§ **Material supplied**
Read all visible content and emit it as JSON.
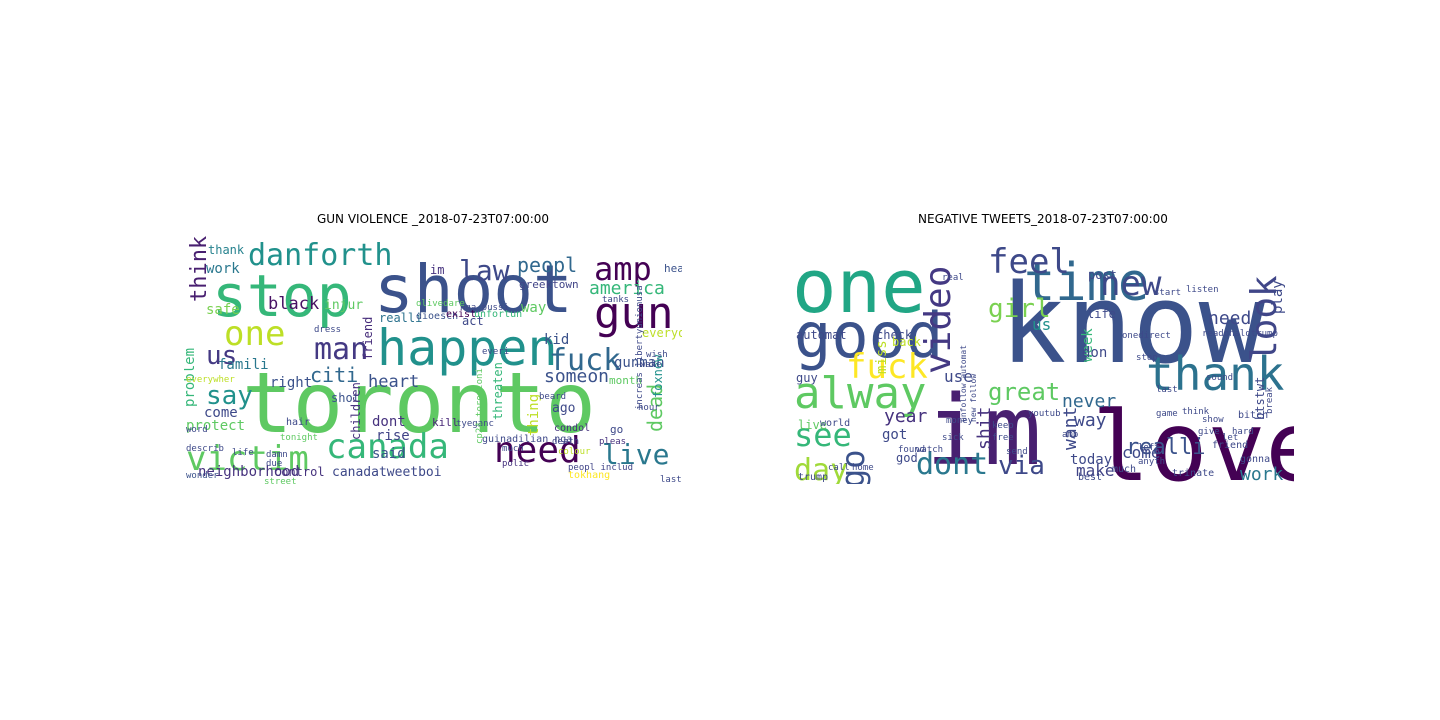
{
  "figure": {
    "titles": {
      "left": "GUN VIOLENCE _2018-07-23T07:00:00",
      "right": "NEGATIVE TWEETS_2018-07-23T07:00:00"
    }
  },
  "clouds": {
    "left": {
      "words": [
        {
          "text": "toronto",
          "color": "#5ec962"
        },
        {
          "text": "shoot",
          "color": "#3b528b"
        },
        {
          "text": "stop",
          "color": "#35b779"
        },
        {
          "text": "happen",
          "color": "#21918c"
        },
        {
          "text": "gun",
          "color": "#440154"
        },
        {
          "text": "need",
          "color": "#440154"
        },
        {
          "text": "canada",
          "color": "#35b779"
        },
        {
          "text": "danforth",
          "color": "#21918c"
        },
        {
          "text": "one",
          "color": "#bddf26"
        },
        {
          "text": "victim",
          "color": "#5ec962"
        },
        {
          "text": "fuck",
          "color": "#31688e"
        },
        {
          "text": "amp",
          "color": "#440154"
        },
        {
          "text": "law",
          "color": "#3e4989"
        },
        {
          "text": "man",
          "color": "#443983"
        },
        {
          "text": "live",
          "color": "#2a788e"
        },
        {
          "text": "think",
          "color": "#481f70"
        },
        {
          "text": "say",
          "color": "#21918c"
        },
        {
          "text": "us",
          "color": "#443983"
        },
        {
          "text": "peopl",
          "color": "#31688e"
        },
        {
          "text": "america",
          "color": "#35b779"
        },
        {
          "text": "someon",
          "color": "#3b528b"
        },
        {
          "text": "dead",
          "color": "#5ec962"
        },
        {
          "text": "citi",
          "color": "#31688e"
        },
        {
          "text": "heart",
          "color": "#3b528b"
        },
        {
          "text": "black",
          "color": "#471063"
        },
        {
          "text": "famili",
          "color": "#2a788e"
        },
        {
          "text": "neighborhood",
          "color": "#46327e"
        },
        {
          "text": "canadatweetboi",
          "color": "#3e4989"
        },
        {
          "text": "control",
          "color": "#46327e"
        },
        {
          "text": "problem",
          "color": "#35b779"
        },
        {
          "text": "right",
          "color": "#3b528b"
        },
        {
          "text": "work",
          "color": "#2a788e"
        },
        {
          "text": "thank",
          "color": "#26828e"
        },
        {
          "text": "safe",
          "color": "#7ad151"
        },
        {
          "text": "protect",
          "color": "#5ec962"
        },
        {
          "text": "come",
          "color": "#3e4989"
        },
        {
          "text": "friend",
          "color": "#472d7b"
        },
        {
          "text": "dont",
          "color": "#46327e"
        },
        {
          "text": "said",
          "color": "#3b528b"
        },
        {
          "text": "rise",
          "color": "#414487"
        },
        {
          "text": "realli",
          "color": "#2c728e"
        },
        {
          "text": "injur",
          "color": "#5ec962"
        },
        {
          "text": "kid",
          "color": "#3b528b"
        },
        {
          "text": "way",
          "color": "#5ec962"
        },
        {
          "text": "gunman",
          "color": "#3b528b"
        },
        {
          "text": "month",
          "color": "#5ec962"
        },
        {
          "text": "ago",
          "color": "#3e4989"
        },
        {
          "text": "everyon",
          "color": "#bddf26"
        },
        {
          "text": "foxnew",
          "color": "#21918c"
        },
        {
          "text": "shot",
          "color": "#3b528b"
        },
        {
          "text": "children",
          "color": "#46327e"
        },
        {
          "text": "greektown",
          "color": "#414487"
        },
        {
          "text": "hear",
          "color": "#3b528b"
        },
        {
          "text": "act",
          "color": "#3e4989"
        },
        {
          "text": "im",
          "color": "#46327e"
        },
        {
          "text": "thing",
          "color": "#bddf26"
        },
        {
          "text": "threaten",
          "color": "#35b779"
        },
        {
          "text": "kill",
          "color": "#482878"
        },
        {
          "text": "guinadilian nga",
          "color": "#3e4989"
        },
        {
          "text": "condol",
          "color": "#46327e"
        },
        {
          "text": "death",
          "color": "#414487"
        },
        {
          "text": "dioesch",
          "color": "#3b528b"
        },
        {
          "text": "exist",
          "color": "#440154"
        },
        {
          "text": "unfortun",
          "color": "#35b779"
        },
        {
          "text": "tyeganc",
          "color": "#3e4989"
        },
        {
          "text": "colour",
          "color": "#bddf26"
        },
        {
          "text": "beard",
          "color": "#3e4989"
        },
        {
          "text": "tokhang",
          "color": "#fde725"
        },
        {
          "text": "peopl includ",
          "color": "#414487"
        },
        {
          "text": "polic",
          "color": "#46327e"
        },
        {
          "text": "go",
          "color": "#3e4989"
        },
        {
          "text": "hair",
          "color": "#3e4989"
        },
        {
          "text": "wonder",
          "color": "#3b528b"
        },
        {
          "text": "street",
          "color": "#5ec962"
        },
        {
          "text": "pleas",
          "color": "#46327e"
        },
        {
          "text": "word",
          "color": "#3e4989"
        },
        {
          "text": "life",
          "color": "#3e4989"
        },
        {
          "text": "hour",
          "color": "#3e4989"
        },
        {
          "text": "wake",
          "color": "#3e4989"
        },
        {
          "text": "damn",
          "color": "#3e4989"
        },
        {
          "text": "due",
          "color": "#3e4989"
        },
        {
          "text": "last",
          "color": "#3e4989"
        },
        {
          "text": "much",
          "color": "#3e4989"
        },
        {
          "text": "describ",
          "color": "#3e4989"
        },
        {
          "text": "increas libertyunionusa",
          "color": "#3e4989"
        },
        {
          "text": "nga pussi",
          "color": "#3e4989"
        },
        {
          "text": "olivedare",
          "color": "#5ec962"
        },
        {
          "text": "tanks",
          "color": "#3e4989"
        },
        {
          "text": "wish",
          "color": "#3e4989"
        },
        {
          "text": "tonight",
          "color": "#5ec962"
        },
        {
          "text": "dress",
          "color": "#3e4989"
        },
        {
          "text": "everi",
          "color": "#3e4989"
        },
        {
          "text": "everywher",
          "color": "#bddf26"
        },
        {
          "text": "cp24 torontoni",
          "color": "#5ec962"
        }
      ]
    },
    "right": {
      "words": [
        {
          "text": "know",
          "color": "#3b528b"
        },
        {
          "text": "love",
          "color": "#440154"
        },
        {
          "text": "im",
          "color": "#481f70"
        },
        {
          "text": "one",
          "color": "#21a685"
        },
        {
          "text": "time",
          "color": "#31688e"
        },
        {
          "text": "good",
          "color": "#3b528b"
        },
        {
          "text": "thank",
          "color": "#2c728e"
        },
        {
          "text": "alway",
          "color": "#5ec962"
        },
        {
          "text": "video",
          "color": "#443983"
        },
        {
          "text": "feel",
          "color": "#3e4989"
        },
        {
          "text": "new",
          "color": "#3e4989"
        },
        {
          "text": "look",
          "color": "#404688"
        },
        {
          "text": "dont",
          "color": "#2a788e"
        },
        {
          "text": "see",
          "color": "#35b779"
        },
        {
          "text": "day",
          "color": "#a0da39"
        },
        {
          "text": "go",
          "color": "#3b528b"
        },
        {
          "text": "fuck",
          "color": "#fde725"
        },
        {
          "text": "girl",
          "color": "#7ad151"
        },
        {
          "text": "via",
          "color": "#3e4989"
        },
        {
          "text": "great",
          "color": "#5ec962"
        },
        {
          "text": "realli",
          "color": "#3b528b"
        },
        {
          "text": "year",
          "color": "#46327e"
        },
        {
          "text": "work",
          "color": "#2a788e"
        },
        {
          "text": "make",
          "color": "#414487"
        },
        {
          "text": "come",
          "color": "#3e4989"
        },
        {
          "text": "never",
          "color": "#31688e"
        },
        {
          "text": "way",
          "color": "#3e4989"
        },
        {
          "text": "need",
          "color": "#3e4989"
        },
        {
          "text": "play",
          "color": "#3e4989"
        },
        {
          "text": "shit",
          "color": "#46327e"
        },
        {
          "text": "want",
          "color": "#3e4989"
        },
        {
          "text": "week",
          "color": "#35b779"
        },
        {
          "text": "today",
          "color": "#3e4989"
        },
        {
          "text": "us",
          "color": "#21918c"
        },
        {
          "text": "don",
          "color": "#3e4989"
        },
        {
          "text": "got",
          "color": "#3e4989"
        },
        {
          "text": "use",
          "color": "#3e4989"
        },
        {
          "text": "automat",
          "color": "#3e4989"
        },
        {
          "text": "check",
          "color": "#3e4989"
        },
        {
          "text": "miss",
          "color": "#bddf26"
        },
        {
          "text": "back",
          "color": "#bddf26"
        },
        {
          "text": "post",
          "color": "#3e4989"
        },
        {
          "text": "life",
          "color": "#3e4989"
        },
        {
          "text": "guy",
          "color": "#3e4989"
        },
        {
          "text": "live",
          "color": "#5ec962"
        },
        {
          "text": "world",
          "color": "#3e4989"
        },
        {
          "text": "trump",
          "color": "#3e4989"
        },
        {
          "text": "god",
          "color": "#3e4989"
        },
        {
          "text": "bitch",
          "color": "#3e4989"
        },
        {
          "text": "best",
          "color": "#3e4989"
        },
        {
          "text": "trinate",
          "color": "#3e4989"
        },
        {
          "text": "gonna",
          "color": "#3e4989"
        },
        {
          "text": "much",
          "color": "#3e4989"
        },
        {
          "text": "onedirect",
          "color": "#3e4989"
        },
        {
          "text": "readonaldtrump",
          "color": "#3e4989"
        },
        {
          "text": "btstwt",
          "color": "#3e4989"
        },
        {
          "text": "think",
          "color": "#3e4989"
        },
        {
          "text": "friend",
          "color": "#3e4989"
        },
        {
          "text": "anyth",
          "color": "#3e4989"
        },
        {
          "text": "money",
          "color": "#3e4989"
        },
        {
          "text": "unfollow automat",
          "color": "#3e4989"
        },
        {
          "text": "new follow",
          "color": "#3e4989"
        },
        {
          "text": "sick",
          "color": "#3e4989"
        },
        {
          "text": "call",
          "color": "#3e4989"
        },
        {
          "text": "home",
          "color": "#3e4989"
        },
        {
          "text": "found",
          "color": "#3e4989"
        },
        {
          "text": "keep",
          "color": "#3e4989"
        },
        {
          "text": "real",
          "color": "#3e4989"
        },
        {
          "text": "stop",
          "color": "#3e4989"
        },
        {
          "text": "start",
          "color": "#3e4989"
        },
        {
          "text": "sound",
          "color": "#3e4989"
        },
        {
          "text": "break",
          "color": "#3e4989"
        },
        {
          "text": "let",
          "color": "#3e4989"
        },
        {
          "text": "free",
          "color": "#3e4989"
        },
        {
          "text": "send",
          "color": "#3e4989"
        },
        {
          "text": "show",
          "color": "#3e4989"
        },
        {
          "text": "give",
          "color": "#3e4989"
        },
        {
          "text": "game",
          "color": "#3e4989"
        },
        {
          "text": "watch",
          "color": "#3e4989"
        },
        {
          "text": "youtub",
          "color": "#3e4989"
        },
        {
          "text": "hard",
          "color": "#3e4989"
        },
        {
          "text": "left",
          "color": "#3e4989"
        },
        {
          "text": "last",
          "color": "#3e4989"
        },
        {
          "text": "amp",
          "color": "#3e4989"
        },
        {
          "text": "listen",
          "color": "#3e4989"
        }
      ]
    }
  }
}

§ **Direction**
Extract all lines containing the word "automat".

§ **Written response**
          "text": "automat",
          "text": "unfollow automat",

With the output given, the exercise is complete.